→ **Texto da página**:
Por fim veio a ser proferida sentença na qual se julgou a acção parcialmente procedente e se decidiu:

A) Declarar a ilicitude do despedimento do autor, em parte por invalidade do procedimento disciplinar e, na parte restante por improcedência (não prova) da justa causa invocada pela ré no mesmo procedimento:

B) Condenar a ré a pagar ao autor:

1. As retribuições que este deixou de auferir desde 30 dias antes da data da propositura da acção até ao trânsito em julgado da decisão judicial, encontrando-se actualmente vencidas retribuições no montante de 4.574,36

2. Uma indemnização substitutiva da reintegração correspondente a 30 dias de retribuição base por cada ano de antiguidade até ao trânsito em julgado da decisão do tribunal, encontrando-se actualmente vencido o montante de 8.897,75 €.

3. A título de retribuições por férias não gozadas durante a vigência do contrato, a quantia líquida de 5873,10 €:

4. a título de subsídios de férias não pagos durante a vigência do contrato, a quantia líquida de 6.566,43 €:

5. A título de subsídios de Natal não pagos durante a vigência do contrato, a quantia líquida de 6.566 €.

→ **O que fazer**: Transcreva o excerto da sentença entre "1. As retribuições" e "de 6.566 €.", inclusive, trocando "vigência" por "duração". Baseie-se apenas no excerto da sentença.

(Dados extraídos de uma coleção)
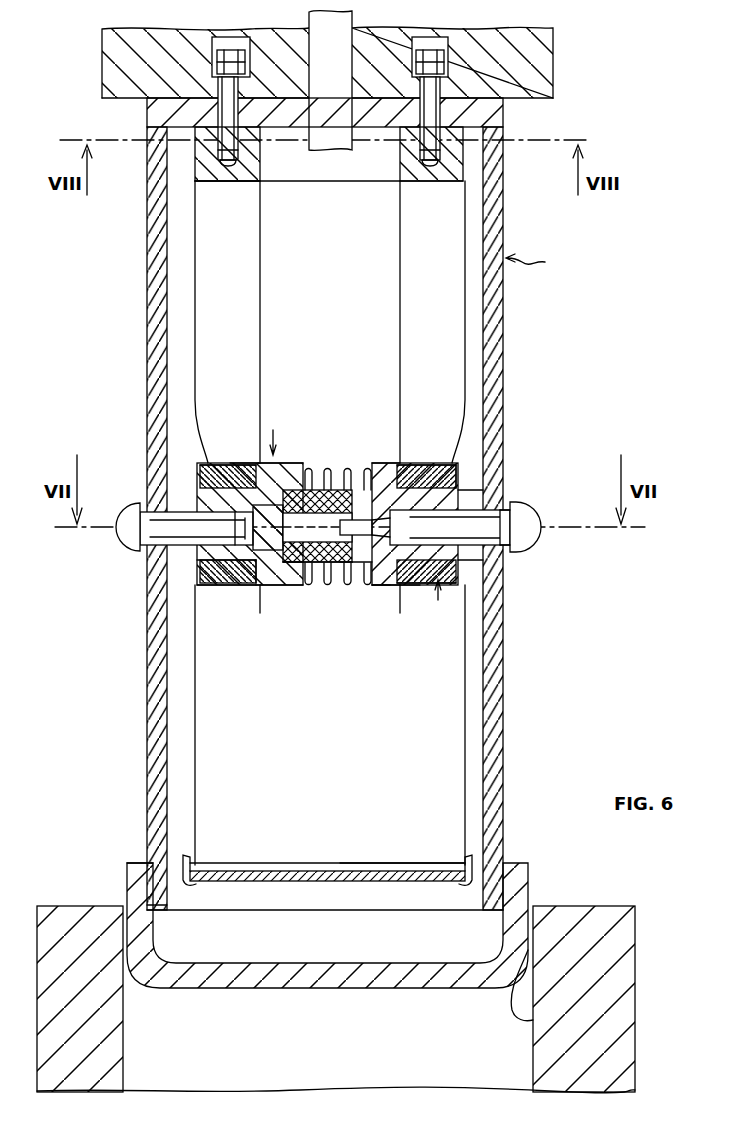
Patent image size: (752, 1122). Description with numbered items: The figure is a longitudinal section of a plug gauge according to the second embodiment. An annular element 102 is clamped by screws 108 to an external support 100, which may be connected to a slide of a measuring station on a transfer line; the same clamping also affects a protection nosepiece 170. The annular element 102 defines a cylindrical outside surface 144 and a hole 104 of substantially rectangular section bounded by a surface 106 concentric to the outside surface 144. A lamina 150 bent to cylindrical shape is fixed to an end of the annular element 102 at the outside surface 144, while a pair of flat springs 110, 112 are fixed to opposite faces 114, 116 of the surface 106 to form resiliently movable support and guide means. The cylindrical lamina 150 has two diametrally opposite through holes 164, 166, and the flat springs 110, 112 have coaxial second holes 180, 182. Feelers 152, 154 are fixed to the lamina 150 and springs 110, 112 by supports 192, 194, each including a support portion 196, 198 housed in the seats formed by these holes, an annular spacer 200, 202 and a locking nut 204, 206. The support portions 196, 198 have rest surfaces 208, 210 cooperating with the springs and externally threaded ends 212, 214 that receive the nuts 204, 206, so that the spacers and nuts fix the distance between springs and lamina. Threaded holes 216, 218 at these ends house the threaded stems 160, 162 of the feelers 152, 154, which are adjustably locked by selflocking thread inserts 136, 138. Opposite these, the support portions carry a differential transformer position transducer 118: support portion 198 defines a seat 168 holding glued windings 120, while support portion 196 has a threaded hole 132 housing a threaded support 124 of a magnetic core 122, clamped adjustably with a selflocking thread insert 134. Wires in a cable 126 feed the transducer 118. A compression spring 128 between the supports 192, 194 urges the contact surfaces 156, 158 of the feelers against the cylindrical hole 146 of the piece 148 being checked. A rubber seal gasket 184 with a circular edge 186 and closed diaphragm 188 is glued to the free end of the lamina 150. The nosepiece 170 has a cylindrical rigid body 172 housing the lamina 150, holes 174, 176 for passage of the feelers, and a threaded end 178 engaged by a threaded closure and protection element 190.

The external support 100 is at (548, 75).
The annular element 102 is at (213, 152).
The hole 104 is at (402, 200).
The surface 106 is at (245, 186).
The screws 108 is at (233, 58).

→ **Resposta**:
1. As retribuições que este deixou de auferir desde 30 dias antes da data da propositura da acção até ao trânsito em julgado da decisão judicial, encontrando-se actualmente vencidas retribuições no montante de 4.574,36

2. Uma indemnização substitutiva da reintegração correspondente a 30 dias de retribuição base por cada ano de antiguidade até ao trânsito em julgado da decisão do tribunal, encontrando-se actualmente vencido o montante de 8.897,75 €.

3. A título de retribuições por férias não gozadas durante a duração do contrato, a quantia líquida de 5873,10 €:

4. a título de subsídios de férias não pagos durante a duração do contrato, a quantia líquida de 6.566,43 €:

5. A título de subsídios de Natal não pagos durante a duração do contrato, a quantia líquida de 6.566 €.